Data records
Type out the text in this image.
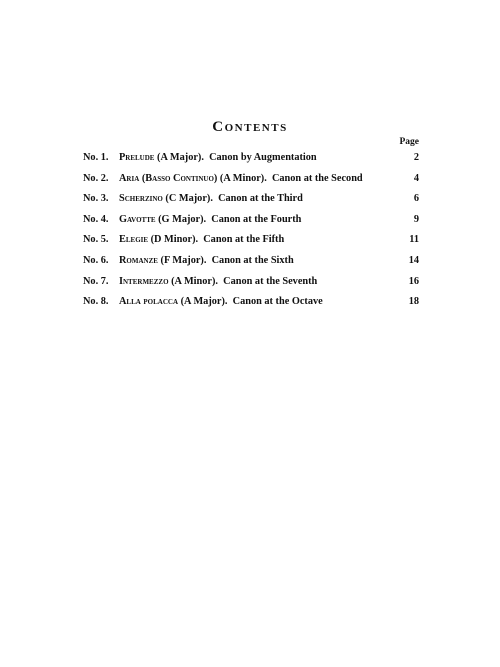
Contents
Page
No. 1. Prelude (A Major). Canon by Augmentation	2
No. 2. Aria (Basso Continuo) (A Minor). Canon at the Second	4
No. 3. Scherzino (C Major). Canon at the Third	6
No. 4. Gavotte (G Major). Canon at the Fourth	9
No. 5. Elegie (D Minor). Canon at the Fifth	11
No. 6. Romanze (F Major). Canon at the Sixth	14
No. 7. Intermezzo (A Minor). Canon at the Seventh	16
No. 8. Alla polacca (A Major). Canon at the Octave	18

# Set task
Give back the whole listing as it stands, minus its pictures.

# Full output
Type out the text in this image.
Contents
Page
No. 1. Prelude (A Major). Canon by Augmentation	2
No. 2. Aria (Basso Continuo) (A Minor). Canon at the Second	4
No. 3. Scherzino (C Major). Canon at the Third	6
No. 4. Gavotte (G Major). Canon at the Fourth	9
No. 5. Elegie (D Minor). Canon at the Fifth	11
No. 6. Romanze (F Major). Canon at the Sixth	14
No. 7. Intermezzo (A Minor). Canon at the Seventh	16
No. 8. Alla polacca (A Major). Canon at the Octave	18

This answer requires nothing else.